▶ **Stated task**:
In the material below, copy the stretch from the line containing "where is each" through the line containing "- map-title: 2016010900", changing "lon-label" to "longitude-label" and leaving everything else as it is.

▶ **Given entries**:
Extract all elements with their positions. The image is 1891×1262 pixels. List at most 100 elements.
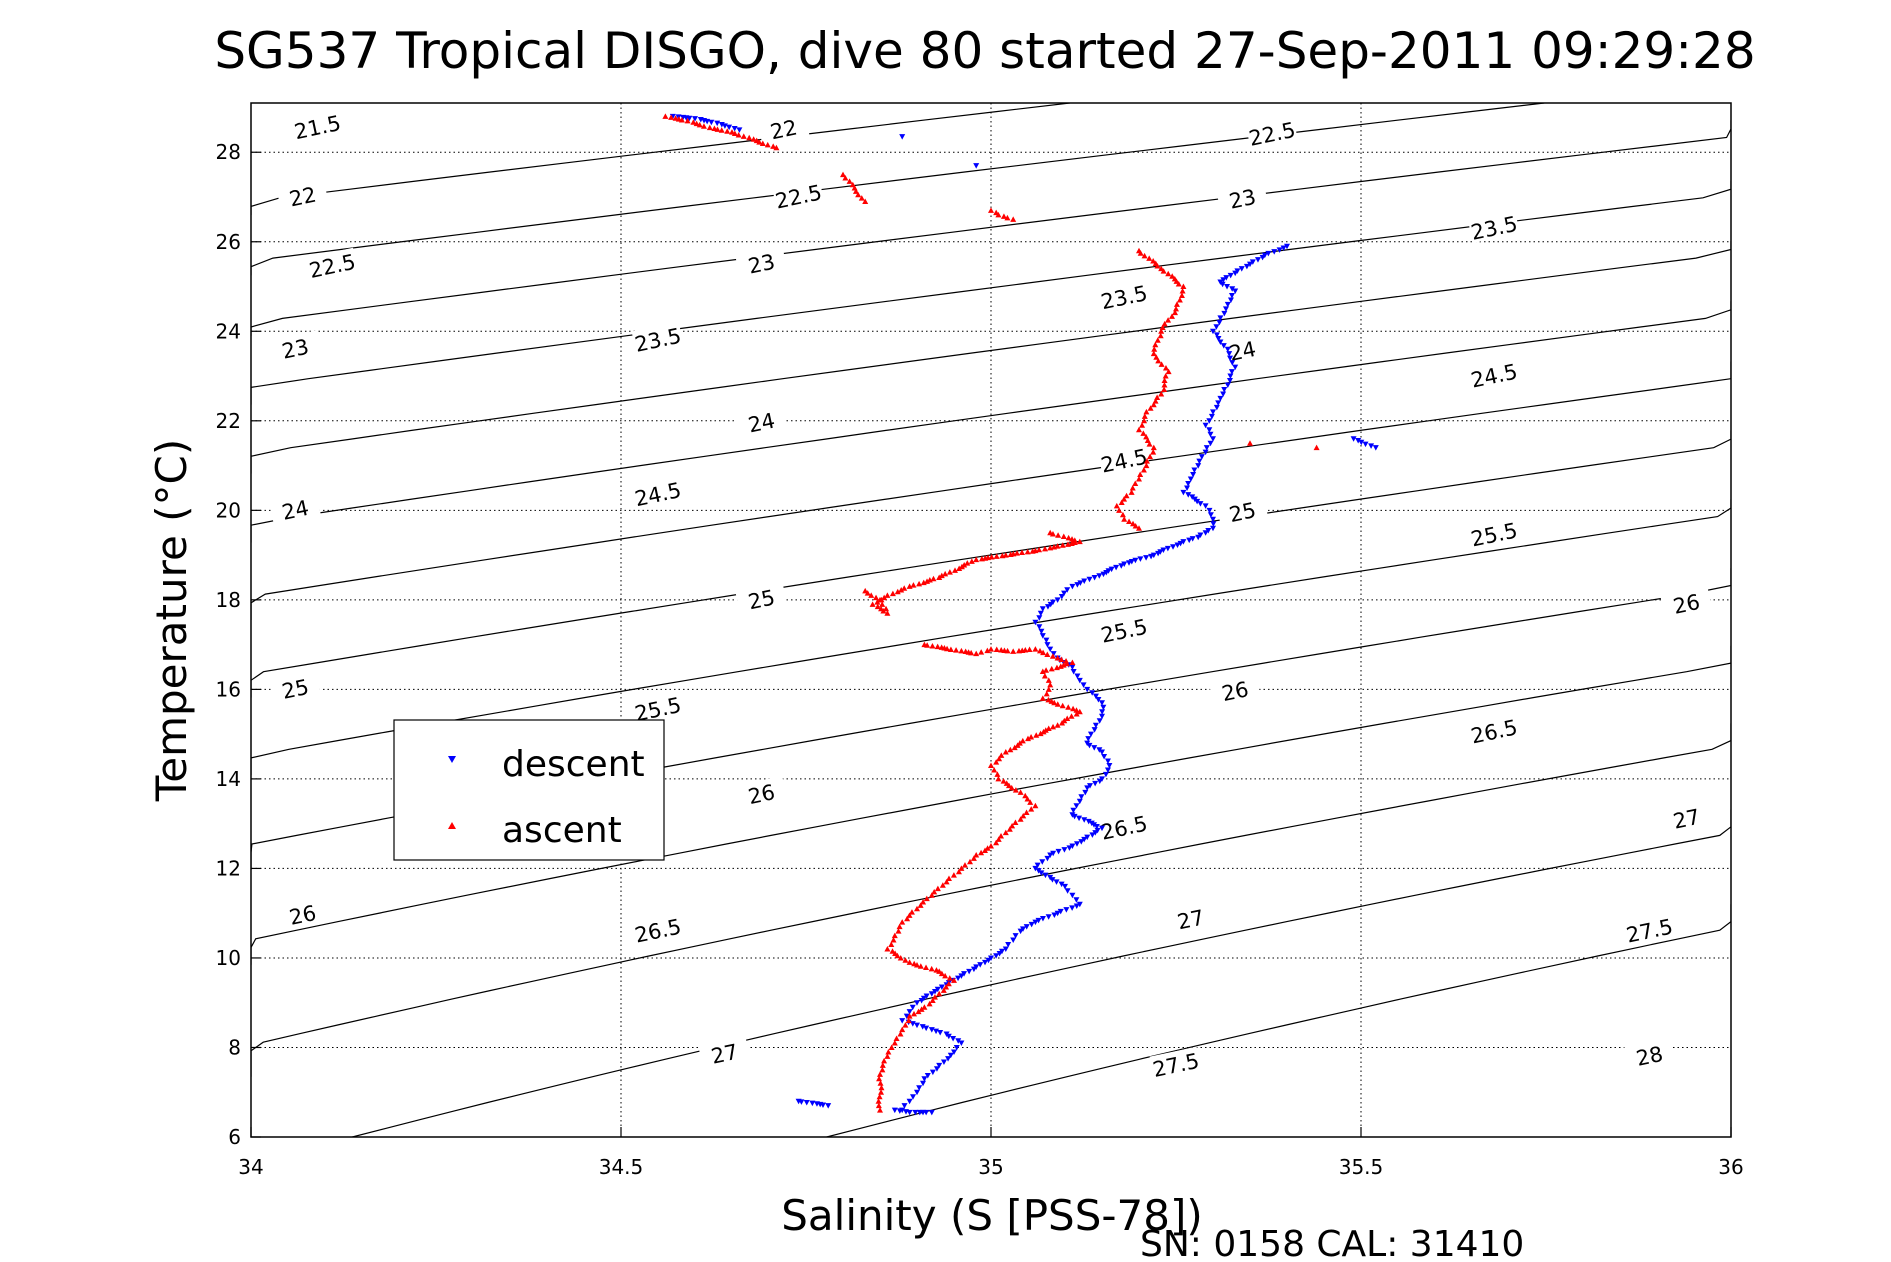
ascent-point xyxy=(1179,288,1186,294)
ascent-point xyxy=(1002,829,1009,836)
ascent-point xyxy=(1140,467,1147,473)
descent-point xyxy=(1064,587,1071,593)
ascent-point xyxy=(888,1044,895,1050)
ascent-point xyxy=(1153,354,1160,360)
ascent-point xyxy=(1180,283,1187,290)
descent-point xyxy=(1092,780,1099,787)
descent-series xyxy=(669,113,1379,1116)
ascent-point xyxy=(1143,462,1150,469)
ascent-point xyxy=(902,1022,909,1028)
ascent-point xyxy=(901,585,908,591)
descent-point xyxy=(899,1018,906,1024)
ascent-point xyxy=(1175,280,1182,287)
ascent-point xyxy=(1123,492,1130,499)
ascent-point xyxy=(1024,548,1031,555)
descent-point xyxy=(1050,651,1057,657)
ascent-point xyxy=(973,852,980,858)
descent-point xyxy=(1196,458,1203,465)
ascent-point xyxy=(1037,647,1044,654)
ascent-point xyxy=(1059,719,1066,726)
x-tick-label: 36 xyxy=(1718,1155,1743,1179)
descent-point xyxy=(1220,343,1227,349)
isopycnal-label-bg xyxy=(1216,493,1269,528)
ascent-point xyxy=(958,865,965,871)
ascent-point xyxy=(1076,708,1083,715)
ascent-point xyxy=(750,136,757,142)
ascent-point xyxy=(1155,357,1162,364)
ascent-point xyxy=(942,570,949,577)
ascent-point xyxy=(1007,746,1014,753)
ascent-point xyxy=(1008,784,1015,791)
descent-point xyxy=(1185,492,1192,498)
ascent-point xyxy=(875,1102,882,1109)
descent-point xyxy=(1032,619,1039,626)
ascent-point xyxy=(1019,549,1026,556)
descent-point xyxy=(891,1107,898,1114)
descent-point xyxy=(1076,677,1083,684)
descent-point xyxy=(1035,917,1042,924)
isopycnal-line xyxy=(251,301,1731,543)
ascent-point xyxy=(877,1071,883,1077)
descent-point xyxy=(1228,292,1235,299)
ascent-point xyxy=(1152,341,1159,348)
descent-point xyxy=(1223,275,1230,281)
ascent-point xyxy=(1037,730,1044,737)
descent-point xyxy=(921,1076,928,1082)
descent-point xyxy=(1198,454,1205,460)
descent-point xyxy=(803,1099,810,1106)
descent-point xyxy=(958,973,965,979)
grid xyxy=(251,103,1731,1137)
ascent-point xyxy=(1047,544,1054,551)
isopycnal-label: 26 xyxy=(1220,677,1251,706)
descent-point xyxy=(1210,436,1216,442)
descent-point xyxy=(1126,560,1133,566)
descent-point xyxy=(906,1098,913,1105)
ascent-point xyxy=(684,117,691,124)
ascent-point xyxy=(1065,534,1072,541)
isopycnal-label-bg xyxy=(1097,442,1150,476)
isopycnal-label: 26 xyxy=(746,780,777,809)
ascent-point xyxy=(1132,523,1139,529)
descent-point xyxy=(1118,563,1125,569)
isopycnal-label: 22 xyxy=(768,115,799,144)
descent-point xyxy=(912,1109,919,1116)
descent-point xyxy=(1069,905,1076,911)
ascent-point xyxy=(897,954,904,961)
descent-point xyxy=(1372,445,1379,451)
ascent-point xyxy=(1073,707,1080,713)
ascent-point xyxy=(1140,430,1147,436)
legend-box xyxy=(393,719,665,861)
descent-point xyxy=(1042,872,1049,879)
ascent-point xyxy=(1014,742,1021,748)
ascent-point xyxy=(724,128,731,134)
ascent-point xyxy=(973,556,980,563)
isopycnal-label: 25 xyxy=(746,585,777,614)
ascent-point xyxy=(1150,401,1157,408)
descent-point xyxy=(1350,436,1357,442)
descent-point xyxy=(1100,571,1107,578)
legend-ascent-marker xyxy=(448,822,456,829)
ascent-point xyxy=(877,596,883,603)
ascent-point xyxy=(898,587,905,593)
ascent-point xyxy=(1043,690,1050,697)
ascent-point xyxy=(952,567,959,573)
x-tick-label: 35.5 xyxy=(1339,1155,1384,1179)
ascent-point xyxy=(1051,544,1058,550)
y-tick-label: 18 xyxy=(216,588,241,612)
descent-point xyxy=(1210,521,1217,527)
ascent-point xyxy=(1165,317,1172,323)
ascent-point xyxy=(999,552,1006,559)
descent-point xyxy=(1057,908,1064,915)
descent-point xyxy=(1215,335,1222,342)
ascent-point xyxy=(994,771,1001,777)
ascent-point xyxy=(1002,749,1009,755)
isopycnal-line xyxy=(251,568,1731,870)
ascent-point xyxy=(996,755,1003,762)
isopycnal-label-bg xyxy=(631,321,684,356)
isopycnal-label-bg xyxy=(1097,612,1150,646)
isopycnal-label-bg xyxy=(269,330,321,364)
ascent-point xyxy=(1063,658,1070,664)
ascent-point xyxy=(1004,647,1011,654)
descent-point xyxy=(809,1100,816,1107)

...

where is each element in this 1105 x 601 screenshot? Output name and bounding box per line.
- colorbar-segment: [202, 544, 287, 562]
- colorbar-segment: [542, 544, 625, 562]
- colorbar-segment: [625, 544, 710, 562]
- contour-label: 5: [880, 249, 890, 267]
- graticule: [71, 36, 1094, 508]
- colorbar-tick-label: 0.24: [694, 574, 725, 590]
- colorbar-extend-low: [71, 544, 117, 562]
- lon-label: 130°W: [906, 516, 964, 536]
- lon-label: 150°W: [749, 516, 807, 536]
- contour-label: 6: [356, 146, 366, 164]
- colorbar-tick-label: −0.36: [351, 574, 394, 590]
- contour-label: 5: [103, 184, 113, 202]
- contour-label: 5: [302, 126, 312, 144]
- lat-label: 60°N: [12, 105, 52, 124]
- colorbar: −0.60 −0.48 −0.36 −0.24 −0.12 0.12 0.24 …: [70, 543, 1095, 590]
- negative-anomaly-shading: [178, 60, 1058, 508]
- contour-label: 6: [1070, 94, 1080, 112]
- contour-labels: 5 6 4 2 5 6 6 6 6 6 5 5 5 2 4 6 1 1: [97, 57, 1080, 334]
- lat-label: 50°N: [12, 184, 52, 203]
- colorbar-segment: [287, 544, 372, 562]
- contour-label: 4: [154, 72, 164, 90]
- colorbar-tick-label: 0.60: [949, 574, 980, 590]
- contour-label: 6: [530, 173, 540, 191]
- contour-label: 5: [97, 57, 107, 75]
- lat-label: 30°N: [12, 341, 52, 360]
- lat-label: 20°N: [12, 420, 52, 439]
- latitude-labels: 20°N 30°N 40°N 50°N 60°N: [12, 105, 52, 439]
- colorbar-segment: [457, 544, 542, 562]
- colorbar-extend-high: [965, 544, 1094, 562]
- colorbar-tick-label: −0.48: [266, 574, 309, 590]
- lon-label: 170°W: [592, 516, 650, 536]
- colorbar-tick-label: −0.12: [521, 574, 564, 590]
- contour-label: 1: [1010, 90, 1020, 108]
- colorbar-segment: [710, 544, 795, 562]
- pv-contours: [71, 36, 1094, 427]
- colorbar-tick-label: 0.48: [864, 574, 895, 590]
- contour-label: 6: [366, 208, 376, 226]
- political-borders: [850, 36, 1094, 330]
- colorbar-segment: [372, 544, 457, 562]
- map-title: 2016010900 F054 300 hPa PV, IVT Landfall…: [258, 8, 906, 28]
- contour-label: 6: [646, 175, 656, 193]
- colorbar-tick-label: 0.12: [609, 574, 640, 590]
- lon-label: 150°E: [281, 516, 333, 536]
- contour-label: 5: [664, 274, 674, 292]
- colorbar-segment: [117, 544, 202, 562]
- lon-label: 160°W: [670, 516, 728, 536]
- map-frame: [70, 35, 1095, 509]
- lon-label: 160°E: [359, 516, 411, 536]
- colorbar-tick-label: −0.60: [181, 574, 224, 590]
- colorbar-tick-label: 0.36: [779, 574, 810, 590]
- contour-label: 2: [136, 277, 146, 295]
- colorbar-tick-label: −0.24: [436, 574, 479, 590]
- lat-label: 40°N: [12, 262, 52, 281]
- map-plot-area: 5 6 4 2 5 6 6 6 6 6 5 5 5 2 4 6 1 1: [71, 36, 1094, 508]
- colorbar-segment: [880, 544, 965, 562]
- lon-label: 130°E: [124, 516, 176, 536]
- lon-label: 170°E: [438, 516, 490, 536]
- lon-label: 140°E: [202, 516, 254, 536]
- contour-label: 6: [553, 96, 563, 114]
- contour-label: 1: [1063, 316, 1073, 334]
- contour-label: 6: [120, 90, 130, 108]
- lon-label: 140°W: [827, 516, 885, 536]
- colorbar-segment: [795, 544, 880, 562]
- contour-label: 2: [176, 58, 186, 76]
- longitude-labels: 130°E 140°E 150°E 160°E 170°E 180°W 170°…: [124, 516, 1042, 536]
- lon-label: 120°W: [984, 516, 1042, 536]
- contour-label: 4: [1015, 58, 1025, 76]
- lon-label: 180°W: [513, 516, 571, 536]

▶ **Solution**:
where is each element in this 1105 x 601 screenshot? Output name and bounding box per line.
- colorbar-segment: [202, 544, 287, 562]
- colorbar-segment: [542, 544, 625, 562]
- colorbar-segment: [625, 544, 710, 562]
- contour-label: 5: [880, 249, 890, 267]
- graticule: [71, 36, 1094, 508]
- colorbar-tick-label: 0.24: [694, 574, 725, 590]
- colorbar-extend-low: [71, 544, 117, 562]
- longitude-label: 130°W: [906, 516, 964, 536]
- longitude-label: 150°W: [749, 516, 807, 536]
- contour-label: 6: [356, 146, 366, 164]
- colorbar-tick-label: −0.36: [351, 574, 394, 590]
- contour-label: 5: [103, 184, 113, 202]
- contour-label: 5: [302, 126, 312, 144]
- lat-label: 60°N: [12, 105, 52, 124]
- colorbar: −0.60 −0.48 −0.36 −0.24 −0.12 0.12 0.24 …: [70, 543, 1095, 590]
- negative-anomaly-shading: [178, 60, 1058, 508]
- contour-label: 6: [1070, 94, 1080, 112]
- contour-labels: 5 6 4 2 5 6 6 6 6 6 5 5 5 2 4 6 1 1: [97, 57, 1080, 334]
- lat-label: 50°N: [12, 184, 52, 203]
- colorbar-segment: [287, 544, 372, 562]
- contour-label: 4: [154, 72, 164, 90]
- colorbar-tick-label: 0.60: [949, 574, 980, 590]
- contour-label: 6: [530, 173, 540, 191]
- contour-label: 5: [97, 57, 107, 75]
- lat-label: 30°N: [12, 341, 52, 360]
- lat-label: 20°N: [12, 420, 52, 439]
- latitude-labels: 20°N 30°N 40°N 50°N 60°N: [12, 105, 52, 439]
- colorbar-segment: [457, 544, 542, 562]
- colorbar-extend-high: [965, 544, 1094, 562]
- colorbar-tick-label: −0.48: [266, 574, 309, 590]
- longitude-label: 170°W: [592, 516, 650, 536]
- colorbar-tick-label: −0.12: [521, 574, 564, 590]
- contour-label: 1: [1010, 90, 1020, 108]
- colorbar-segment: [710, 544, 795, 562]
- pv-contours: [71, 36, 1094, 427]
- colorbar-tick-label: 0.48: [864, 574, 895, 590]
- contour-label: 6: [366, 208, 376, 226]
- political-borders: [850, 36, 1094, 330]
- colorbar-segment: [372, 544, 457, 562]
- map-title: 2016010900 F054 300 hPa PV, IVT Landfall…: [258, 8, 906, 28]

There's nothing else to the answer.